• **Task to complete**
Can you write out the rows again, from the start through the line containing "y-axis-label: [Zmiany %] (7, 148, 20, 212)", with "value-label" switched to "data-label" and nothing else changed? Give only those lines.

***

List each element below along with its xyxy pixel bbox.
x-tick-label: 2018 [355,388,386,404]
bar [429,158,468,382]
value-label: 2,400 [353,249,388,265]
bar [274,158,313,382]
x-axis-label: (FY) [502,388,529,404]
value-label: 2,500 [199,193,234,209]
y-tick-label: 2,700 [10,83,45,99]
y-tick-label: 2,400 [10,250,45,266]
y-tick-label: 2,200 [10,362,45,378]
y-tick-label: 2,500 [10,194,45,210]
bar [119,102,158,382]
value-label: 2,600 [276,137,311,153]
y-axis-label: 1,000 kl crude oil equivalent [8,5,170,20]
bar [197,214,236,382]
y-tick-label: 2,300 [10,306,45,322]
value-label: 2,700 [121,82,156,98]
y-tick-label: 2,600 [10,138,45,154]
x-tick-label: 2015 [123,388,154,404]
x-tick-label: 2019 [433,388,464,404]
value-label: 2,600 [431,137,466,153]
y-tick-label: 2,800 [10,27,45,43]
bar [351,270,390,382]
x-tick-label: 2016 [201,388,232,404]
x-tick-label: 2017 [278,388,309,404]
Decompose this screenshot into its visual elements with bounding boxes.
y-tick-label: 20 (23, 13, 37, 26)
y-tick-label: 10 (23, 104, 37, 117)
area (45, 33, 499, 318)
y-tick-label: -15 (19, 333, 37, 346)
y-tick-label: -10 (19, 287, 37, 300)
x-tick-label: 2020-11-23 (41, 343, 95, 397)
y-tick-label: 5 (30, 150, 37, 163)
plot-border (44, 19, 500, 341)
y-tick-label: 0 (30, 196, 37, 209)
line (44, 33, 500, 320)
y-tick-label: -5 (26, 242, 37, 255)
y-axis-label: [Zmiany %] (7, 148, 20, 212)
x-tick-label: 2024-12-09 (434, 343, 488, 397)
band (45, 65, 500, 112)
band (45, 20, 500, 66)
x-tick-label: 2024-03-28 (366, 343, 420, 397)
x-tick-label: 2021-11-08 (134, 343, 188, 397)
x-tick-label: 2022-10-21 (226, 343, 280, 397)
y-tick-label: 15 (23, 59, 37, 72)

***

• **Output of the exercise**
List each element below along with its xyxy pixel bbox.
x-tick-label: 2018 [355,388,386,404]
bar [429,158,468,382]
data-label: 2,400 [353,249,388,265]
bar [274,158,313,382]
x-axis-label: (FY) [502,388,529,404]
data-label: 2,500 [199,193,234,209]
y-tick-label: 2,700 [10,83,45,99]
y-tick-label: 2,400 [10,250,45,266]
y-tick-label: 2,200 [10,362,45,378]
y-tick-label: 2,500 [10,194,45,210]
bar [119,102,158,382]
data-label: 2,600 [276,137,311,153]
y-axis-label: 1,000 kl crude oil equivalent [8,5,170,20]
bar [197,214,236,382]
y-tick-label: 2,300 [10,306,45,322]
data-label: 2,700 [121,82,156,98]
y-tick-label: 2,600 [10,138,45,154]
x-tick-label: 2015 [123,388,154,404]
x-tick-label: 2019 [433,388,464,404]
data-label: 2,600 [431,137,466,153]
y-tick-label: 2,800 [10,27,45,43]
bar [351,270,390,382]
x-tick-label: 2016 [201,388,232,404]
x-tick-label: 2017 [278,388,309,404]
Decompose this screenshot into its visual elements with bounding boxes.
y-tick-label: 20 (23, 13, 37, 26)
y-tick-label: 10 (23, 104, 37, 117)
area (45, 33, 499, 318)
y-tick-label: -15 (19, 333, 37, 346)
y-tick-label: -10 (19, 287, 37, 300)
x-tick-label: 2020-11-23 (41, 343, 95, 397)
y-tick-label: 5 (30, 150, 37, 163)
plot-border (44, 19, 500, 341)
y-tick-label: 0 (30, 196, 37, 209)
line (44, 33, 500, 320)
y-tick-label: -5 (26, 242, 37, 255)
y-axis-label: [Zmiany %] (7, 148, 20, 212)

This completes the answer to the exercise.